» Exercise
From start to end, write out the following data exactly, apart from its images.

··········

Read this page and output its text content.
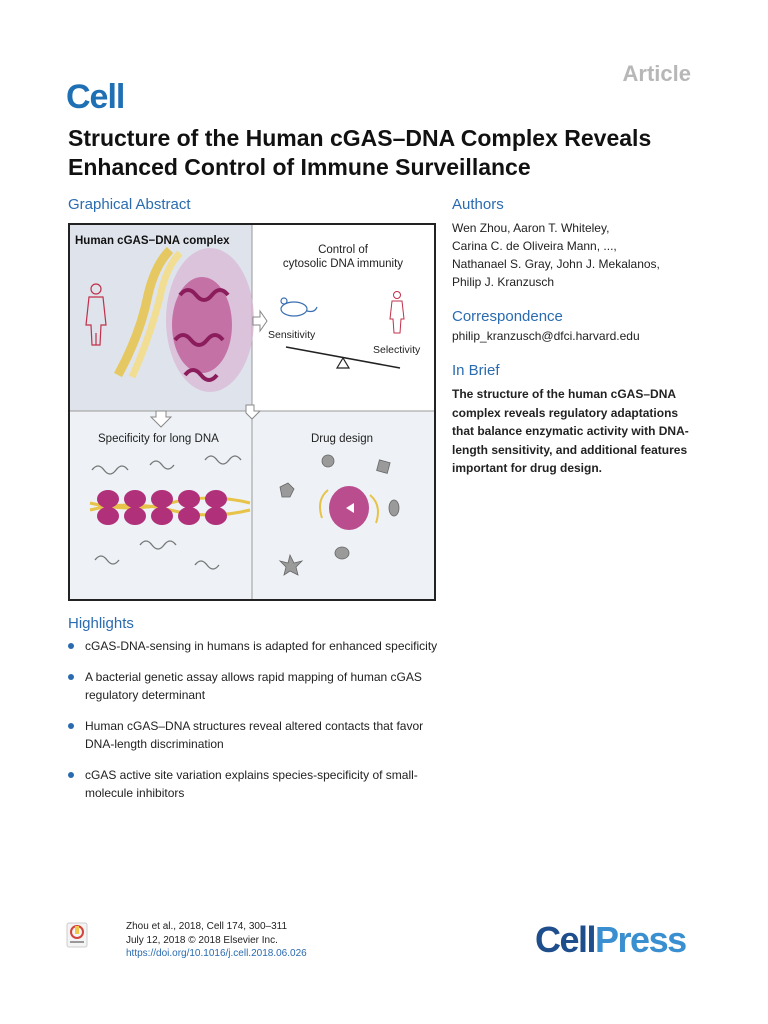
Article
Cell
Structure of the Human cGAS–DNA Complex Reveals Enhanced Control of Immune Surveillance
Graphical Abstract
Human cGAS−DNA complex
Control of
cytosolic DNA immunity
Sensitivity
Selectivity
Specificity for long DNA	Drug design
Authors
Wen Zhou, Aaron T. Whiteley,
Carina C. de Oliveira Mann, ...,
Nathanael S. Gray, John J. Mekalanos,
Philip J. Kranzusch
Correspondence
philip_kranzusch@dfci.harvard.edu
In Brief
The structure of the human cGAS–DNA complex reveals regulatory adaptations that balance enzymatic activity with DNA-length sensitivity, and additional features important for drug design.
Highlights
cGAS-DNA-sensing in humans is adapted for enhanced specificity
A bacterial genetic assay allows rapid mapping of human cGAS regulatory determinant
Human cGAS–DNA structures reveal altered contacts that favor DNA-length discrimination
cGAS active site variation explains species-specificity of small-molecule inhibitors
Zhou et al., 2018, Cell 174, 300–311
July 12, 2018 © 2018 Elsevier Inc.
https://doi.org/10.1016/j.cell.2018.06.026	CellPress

··········

» Task response
Read this page and output its text content.
Article
Cell
Structure of the Human cGAS–DNA Complex Reveals Enhanced Control of Immune Surveillance
Graphical Abstract
Human cGAS−DNA complex
Control of
cytosolic DNA immunity
Sensitivity
Selectivity
Specificity for long DNA	Drug design
Authors
Wen Zhou, Aaron T. Whiteley,
Carina C. de Oliveira Mann, ...,
Nathanael S. Gray, John J. Mekalanos,
Philip J. Kranzusch
Correspondence
philip_kranzusch@dfci.harvard.edu
In Brief
The structure of the human cGAS–DNA complex reveals regulatory adaptations that balance enzymatic activity with DNA-length sensitivity, and additional features important for drug design.
Highlights
cGAS-DNA-sensing in humans is adapted for enhanced specificity
A bacterial genetic assay allows rapid mapping of human cGAS regulatory determinant
Human cGAS–DNA structures reveal altered contacts that favor DNA-length discrimination
cGAS active site variation explains species-specificity of small-molecule inhibitors
Zhou et al., 2018, Cell 174, 300–311
July 12, 2018 © 2018 Elsevier Inc.
https://doi.org/10.1016/j.cell.2018.06.026	CellPress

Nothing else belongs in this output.